_Goal:_ From the listing, collect all lines containing the word "United".
+++ Data provided
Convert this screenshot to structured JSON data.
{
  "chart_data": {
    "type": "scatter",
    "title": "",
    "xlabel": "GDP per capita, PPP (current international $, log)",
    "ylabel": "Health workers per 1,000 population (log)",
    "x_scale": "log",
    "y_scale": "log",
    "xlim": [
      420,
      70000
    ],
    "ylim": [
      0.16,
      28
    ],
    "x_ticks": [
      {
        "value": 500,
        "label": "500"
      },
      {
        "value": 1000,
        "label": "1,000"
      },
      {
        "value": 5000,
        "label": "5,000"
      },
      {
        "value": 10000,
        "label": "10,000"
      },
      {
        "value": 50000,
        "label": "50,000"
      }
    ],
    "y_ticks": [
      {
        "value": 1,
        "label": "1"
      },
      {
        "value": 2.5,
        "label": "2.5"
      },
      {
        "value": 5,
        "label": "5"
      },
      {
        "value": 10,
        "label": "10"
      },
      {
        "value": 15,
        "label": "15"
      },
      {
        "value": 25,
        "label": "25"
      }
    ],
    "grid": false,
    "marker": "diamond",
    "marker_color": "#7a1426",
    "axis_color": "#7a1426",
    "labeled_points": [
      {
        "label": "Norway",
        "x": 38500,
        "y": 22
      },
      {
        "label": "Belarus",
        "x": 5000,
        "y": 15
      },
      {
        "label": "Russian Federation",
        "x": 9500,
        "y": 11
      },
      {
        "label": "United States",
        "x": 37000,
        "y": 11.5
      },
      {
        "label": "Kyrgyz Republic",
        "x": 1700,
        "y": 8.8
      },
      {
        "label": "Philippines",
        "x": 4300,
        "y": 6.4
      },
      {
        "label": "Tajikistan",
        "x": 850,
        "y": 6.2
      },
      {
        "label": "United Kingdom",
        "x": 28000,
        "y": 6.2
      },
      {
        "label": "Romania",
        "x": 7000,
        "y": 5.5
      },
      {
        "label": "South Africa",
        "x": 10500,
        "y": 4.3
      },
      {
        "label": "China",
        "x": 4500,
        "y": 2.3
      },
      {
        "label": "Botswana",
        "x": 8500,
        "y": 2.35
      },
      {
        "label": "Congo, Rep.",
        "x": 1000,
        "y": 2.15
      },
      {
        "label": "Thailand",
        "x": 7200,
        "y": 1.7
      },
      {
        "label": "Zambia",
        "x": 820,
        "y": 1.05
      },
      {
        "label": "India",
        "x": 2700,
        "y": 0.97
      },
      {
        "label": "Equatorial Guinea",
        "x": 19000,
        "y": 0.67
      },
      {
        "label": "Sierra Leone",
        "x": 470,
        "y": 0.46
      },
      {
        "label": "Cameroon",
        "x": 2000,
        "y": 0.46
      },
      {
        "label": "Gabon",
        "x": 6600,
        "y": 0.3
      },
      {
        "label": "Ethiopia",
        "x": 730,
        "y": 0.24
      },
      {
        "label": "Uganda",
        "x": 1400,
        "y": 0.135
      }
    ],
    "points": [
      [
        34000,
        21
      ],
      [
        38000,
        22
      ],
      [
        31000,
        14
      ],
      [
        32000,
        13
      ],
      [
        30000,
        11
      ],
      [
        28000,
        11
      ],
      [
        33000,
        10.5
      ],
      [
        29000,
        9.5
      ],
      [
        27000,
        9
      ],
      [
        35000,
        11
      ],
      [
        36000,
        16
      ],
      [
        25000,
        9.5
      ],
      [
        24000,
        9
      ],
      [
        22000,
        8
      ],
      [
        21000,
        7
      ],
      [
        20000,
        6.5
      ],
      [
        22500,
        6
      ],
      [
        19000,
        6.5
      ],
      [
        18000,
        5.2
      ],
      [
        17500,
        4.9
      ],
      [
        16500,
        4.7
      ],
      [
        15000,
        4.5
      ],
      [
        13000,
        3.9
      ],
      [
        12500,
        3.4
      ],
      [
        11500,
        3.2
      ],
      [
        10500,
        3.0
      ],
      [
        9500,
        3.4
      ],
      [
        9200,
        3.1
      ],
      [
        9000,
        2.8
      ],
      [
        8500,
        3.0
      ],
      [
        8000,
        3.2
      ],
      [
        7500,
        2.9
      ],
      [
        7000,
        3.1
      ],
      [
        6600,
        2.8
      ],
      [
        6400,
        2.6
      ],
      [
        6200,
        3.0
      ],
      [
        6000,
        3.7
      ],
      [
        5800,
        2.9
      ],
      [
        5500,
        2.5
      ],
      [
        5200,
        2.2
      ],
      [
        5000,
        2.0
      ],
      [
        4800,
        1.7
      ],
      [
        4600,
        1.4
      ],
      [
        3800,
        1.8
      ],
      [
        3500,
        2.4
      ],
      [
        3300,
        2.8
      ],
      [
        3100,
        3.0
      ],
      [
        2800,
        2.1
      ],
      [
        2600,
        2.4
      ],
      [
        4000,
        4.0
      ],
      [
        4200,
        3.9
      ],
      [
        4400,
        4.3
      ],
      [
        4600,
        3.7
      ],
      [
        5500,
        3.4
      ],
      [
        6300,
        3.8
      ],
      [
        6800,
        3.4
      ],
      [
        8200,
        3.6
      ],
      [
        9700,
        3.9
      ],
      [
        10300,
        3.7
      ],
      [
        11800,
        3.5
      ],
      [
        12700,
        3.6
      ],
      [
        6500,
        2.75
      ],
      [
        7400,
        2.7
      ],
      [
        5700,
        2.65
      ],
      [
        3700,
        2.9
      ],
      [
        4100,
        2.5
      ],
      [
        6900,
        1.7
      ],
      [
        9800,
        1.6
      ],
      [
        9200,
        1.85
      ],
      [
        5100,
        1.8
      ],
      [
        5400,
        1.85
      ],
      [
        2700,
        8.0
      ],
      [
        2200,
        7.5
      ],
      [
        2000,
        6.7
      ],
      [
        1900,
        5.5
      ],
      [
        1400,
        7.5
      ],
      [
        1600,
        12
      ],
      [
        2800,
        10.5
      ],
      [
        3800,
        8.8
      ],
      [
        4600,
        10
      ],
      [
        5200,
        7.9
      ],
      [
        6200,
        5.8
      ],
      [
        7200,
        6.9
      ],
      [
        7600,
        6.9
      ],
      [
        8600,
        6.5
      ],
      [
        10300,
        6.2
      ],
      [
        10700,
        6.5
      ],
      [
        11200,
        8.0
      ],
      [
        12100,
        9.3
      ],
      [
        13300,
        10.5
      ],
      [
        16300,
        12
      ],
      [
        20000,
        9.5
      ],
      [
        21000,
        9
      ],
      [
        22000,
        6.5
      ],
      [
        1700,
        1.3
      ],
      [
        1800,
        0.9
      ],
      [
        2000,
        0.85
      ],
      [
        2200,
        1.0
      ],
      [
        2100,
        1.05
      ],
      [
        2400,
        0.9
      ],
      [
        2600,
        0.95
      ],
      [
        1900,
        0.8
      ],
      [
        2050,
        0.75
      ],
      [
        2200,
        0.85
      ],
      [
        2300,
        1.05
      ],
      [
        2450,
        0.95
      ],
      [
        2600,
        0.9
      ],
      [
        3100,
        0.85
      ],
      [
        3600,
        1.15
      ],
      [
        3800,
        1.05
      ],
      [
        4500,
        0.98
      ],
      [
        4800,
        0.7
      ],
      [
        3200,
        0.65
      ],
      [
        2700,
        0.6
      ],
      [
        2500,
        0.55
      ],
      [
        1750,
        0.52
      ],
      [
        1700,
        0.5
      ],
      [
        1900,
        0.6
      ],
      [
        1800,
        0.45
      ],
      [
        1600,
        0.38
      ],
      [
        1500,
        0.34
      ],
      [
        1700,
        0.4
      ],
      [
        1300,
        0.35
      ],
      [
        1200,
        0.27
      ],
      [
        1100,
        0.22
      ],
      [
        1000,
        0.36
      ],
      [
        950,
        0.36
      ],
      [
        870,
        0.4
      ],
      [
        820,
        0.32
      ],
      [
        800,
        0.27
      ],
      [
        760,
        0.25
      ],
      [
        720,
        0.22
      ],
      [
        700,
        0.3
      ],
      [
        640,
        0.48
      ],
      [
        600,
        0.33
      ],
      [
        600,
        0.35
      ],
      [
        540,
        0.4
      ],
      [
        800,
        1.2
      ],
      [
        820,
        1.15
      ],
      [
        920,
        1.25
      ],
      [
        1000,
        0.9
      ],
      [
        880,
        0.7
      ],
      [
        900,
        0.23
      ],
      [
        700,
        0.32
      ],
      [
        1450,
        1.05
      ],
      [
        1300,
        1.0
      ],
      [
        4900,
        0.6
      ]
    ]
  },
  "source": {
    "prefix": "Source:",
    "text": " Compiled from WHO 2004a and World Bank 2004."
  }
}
++++++
_Solution for this exercise:_
        "label": "United States",
        "label": "United Kingdom",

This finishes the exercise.